**Exercise brief**. In the data that follows, count the lines in which the word "Services" occurs, and report that figure alone.

begin

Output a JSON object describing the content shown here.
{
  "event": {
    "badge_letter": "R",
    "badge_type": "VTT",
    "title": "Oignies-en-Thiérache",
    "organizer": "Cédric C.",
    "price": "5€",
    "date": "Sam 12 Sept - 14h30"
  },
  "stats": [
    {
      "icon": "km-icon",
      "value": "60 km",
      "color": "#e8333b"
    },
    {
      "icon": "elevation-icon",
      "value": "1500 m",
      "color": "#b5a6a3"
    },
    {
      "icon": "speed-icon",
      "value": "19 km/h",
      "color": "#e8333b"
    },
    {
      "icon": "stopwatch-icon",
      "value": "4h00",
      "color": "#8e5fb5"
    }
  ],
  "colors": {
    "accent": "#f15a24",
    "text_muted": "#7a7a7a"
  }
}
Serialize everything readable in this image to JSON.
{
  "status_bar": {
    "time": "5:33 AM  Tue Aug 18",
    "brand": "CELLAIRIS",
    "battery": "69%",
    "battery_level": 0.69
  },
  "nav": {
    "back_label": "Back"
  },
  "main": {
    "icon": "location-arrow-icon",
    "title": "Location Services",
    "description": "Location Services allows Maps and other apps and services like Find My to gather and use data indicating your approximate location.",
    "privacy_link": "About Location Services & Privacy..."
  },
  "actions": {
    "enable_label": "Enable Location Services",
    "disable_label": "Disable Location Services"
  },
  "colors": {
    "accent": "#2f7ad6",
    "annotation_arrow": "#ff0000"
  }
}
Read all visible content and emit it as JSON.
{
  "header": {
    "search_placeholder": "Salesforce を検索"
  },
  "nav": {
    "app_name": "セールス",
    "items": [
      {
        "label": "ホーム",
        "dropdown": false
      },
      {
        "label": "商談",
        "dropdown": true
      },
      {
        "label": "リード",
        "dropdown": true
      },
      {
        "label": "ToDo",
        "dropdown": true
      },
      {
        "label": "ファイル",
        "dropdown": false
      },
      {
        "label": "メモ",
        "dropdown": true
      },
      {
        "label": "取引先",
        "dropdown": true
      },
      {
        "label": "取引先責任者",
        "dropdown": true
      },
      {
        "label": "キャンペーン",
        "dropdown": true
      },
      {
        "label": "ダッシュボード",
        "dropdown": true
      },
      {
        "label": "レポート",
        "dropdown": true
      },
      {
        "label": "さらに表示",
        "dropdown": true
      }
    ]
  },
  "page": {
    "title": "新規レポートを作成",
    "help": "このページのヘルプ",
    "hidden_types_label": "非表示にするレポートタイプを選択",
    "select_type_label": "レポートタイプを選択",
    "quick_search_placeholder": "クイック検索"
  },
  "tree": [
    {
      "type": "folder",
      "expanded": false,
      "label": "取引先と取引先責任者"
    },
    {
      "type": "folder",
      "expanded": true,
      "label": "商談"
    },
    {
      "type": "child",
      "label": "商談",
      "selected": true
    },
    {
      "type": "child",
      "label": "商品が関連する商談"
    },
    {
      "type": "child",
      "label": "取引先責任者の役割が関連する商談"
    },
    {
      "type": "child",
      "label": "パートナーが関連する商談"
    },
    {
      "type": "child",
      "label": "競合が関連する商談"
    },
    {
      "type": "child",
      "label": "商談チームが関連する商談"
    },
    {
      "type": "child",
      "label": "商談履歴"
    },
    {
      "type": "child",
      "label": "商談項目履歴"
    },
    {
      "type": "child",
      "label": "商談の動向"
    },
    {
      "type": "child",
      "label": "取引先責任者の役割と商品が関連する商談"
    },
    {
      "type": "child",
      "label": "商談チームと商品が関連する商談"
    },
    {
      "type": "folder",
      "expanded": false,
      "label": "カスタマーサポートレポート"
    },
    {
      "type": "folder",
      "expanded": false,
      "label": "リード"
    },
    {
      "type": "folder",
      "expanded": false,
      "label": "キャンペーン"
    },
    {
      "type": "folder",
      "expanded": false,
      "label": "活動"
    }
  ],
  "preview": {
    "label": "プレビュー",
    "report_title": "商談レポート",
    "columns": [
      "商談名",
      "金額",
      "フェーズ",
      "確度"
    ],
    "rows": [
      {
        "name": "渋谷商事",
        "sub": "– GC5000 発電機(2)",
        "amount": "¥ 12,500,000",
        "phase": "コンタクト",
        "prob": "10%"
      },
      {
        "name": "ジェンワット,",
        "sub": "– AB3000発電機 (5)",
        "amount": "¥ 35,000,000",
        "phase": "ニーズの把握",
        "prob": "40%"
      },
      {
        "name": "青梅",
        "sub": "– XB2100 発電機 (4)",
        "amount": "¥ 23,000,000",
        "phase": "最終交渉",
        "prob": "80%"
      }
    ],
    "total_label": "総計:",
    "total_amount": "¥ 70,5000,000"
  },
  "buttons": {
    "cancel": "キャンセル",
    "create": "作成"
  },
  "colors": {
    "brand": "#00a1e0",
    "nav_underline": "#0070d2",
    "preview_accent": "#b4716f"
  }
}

end

**Result of the exercise**. 5